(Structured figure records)
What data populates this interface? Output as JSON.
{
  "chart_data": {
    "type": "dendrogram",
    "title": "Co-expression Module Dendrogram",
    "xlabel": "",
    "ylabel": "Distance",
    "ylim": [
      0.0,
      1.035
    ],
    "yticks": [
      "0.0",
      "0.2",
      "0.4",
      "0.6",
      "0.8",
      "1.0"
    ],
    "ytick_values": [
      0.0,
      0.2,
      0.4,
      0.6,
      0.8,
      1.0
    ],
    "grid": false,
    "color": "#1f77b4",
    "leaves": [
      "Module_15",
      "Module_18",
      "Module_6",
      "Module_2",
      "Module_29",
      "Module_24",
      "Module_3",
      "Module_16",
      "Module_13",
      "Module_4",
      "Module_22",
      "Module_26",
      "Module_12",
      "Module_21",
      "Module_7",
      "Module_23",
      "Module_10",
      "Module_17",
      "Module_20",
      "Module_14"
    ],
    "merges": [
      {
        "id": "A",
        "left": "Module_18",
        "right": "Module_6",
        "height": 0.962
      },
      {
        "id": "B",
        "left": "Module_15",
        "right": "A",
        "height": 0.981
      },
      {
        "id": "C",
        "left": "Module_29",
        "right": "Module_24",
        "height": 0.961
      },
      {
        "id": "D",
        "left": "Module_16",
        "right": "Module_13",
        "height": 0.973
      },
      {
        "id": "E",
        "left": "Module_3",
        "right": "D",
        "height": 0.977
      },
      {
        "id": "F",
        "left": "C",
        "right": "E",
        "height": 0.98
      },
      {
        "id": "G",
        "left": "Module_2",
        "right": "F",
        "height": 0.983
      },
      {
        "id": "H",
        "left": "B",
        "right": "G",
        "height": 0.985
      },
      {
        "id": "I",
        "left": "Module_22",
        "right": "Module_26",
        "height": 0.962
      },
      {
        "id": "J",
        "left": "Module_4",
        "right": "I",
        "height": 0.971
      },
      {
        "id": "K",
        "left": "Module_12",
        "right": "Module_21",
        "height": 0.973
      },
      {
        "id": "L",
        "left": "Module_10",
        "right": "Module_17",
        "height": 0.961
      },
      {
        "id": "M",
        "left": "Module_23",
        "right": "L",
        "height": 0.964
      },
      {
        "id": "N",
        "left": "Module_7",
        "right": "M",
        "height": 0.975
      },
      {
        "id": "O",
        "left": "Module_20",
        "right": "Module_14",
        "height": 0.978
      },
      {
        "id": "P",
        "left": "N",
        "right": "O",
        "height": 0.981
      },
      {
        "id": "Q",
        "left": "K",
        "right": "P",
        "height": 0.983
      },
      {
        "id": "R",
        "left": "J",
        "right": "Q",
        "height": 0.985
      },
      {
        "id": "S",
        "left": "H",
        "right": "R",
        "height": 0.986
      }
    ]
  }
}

▶ What is asked
Your task is to transcribe the listing above in full, exactly as given.

▶ Response to this exercise
What data populates this interface? Output as JSON.
{
  "chart_data": {
    "type": "dendrogram",
    "title": "Co-expression Module Dendrogram",
    "xlabel": "",
    "ylabel": "Distance",
    "ylim": [
      0.0,
      1.035
    ],
    "yticks": [
      "0.0",
      "0.2",
      "0.4",
      "0.6",
      "0.8",
      "1.0"
    ],
    "ytick_values": [
      0.0,
      0.2,
      0.4,
      0.6,
      0.8,
      1.0
    ],
    "grid": false,
    "color": "#1f77b4",
    "leaves": [
      "Module_15",
      "Module_18",
      "Module_6",
      "Module_2",
      "Module_29",
      "Module_24",
      "Module_3",
      "Module_16",
      "Module_13",
      "Module_4",
      "Module_22",
      "Module_26",
      "Module_12",
      "Module_21",
      "Module_7",
      "Module_23",
      "Module_10",
      "Module_17",
      "Module_20",
      "Module_14"
    ],
    "merges": [
      {
        "id": "A",
        "left": "Module_18",
        "right": "Module_6",
        "height": 0.962
      },
      {
        "id": "B",
        "left": "Module_15",
        "right": "A",
        "height": 0.981
      },
      {
        "id": "C",
        "left": "Module_29",
        "right": "Module_24",
        "height": 0.961
      },
      {
        "id": "D",
        "left": "Module_16",
        "right": "Module_13",
        "height": 0.973
      },
      {
        "id": "E",
        "left": "Module_3",
        "right": "D",
        "height": 0.977
      },
      {
        "id": "F",
        "left": "C",
        "right": "E",
        "height": 0.98
      },
      {
        "id": "G",
        "left": "Module_2",
        "right": "F",
        "height": 0.983
      },
      {
        "id": "H",
        "left": "B",
        "right": "G",
        "height": 0.985
      },
      {
        "id": "I",
        "left": "Module_22",
        "right": "Module_26",
        "height": 0.962
      },
      {
        "id": "J",
        "left": "Module_4",
        "right": "I",
        "height": 0.971
      },
      {
        "id": "K",
        "left": "Module_12",
        "right": "Module_21",
        "height": 0.973
      },
      {
        "id": "L",
        "left": "Module_10",
        "right": "Module_17",
        "height": 0.961
      },
      {
        "id": "M",
        "left": "Module_23",
        "right": "L",
        "height": 0.964
      },
      {
        "id": "N",
        "left": "Module_7",
        "right": "M",
        "height": 0.975
      },
      {
        "id": "O",
        "left": "Module_20",
        "right": "Module_14",
        "height": 0.978
      },
      {
        "id": "P",
        "left": "N",
        "right": "O",
        "height": 0.981
      },
      {
        "id": "Q",
        "left": "K",
        "right": "P",
        "height": 0.983
      },
      {
        "id": "R",
        "left": "J",
        "right": "Q",
        "height": 0.985
      },
      {
        "id": "S",
        "left": "H",
        "right": "R",
        "height": 0.986
      }
    ]
  }
}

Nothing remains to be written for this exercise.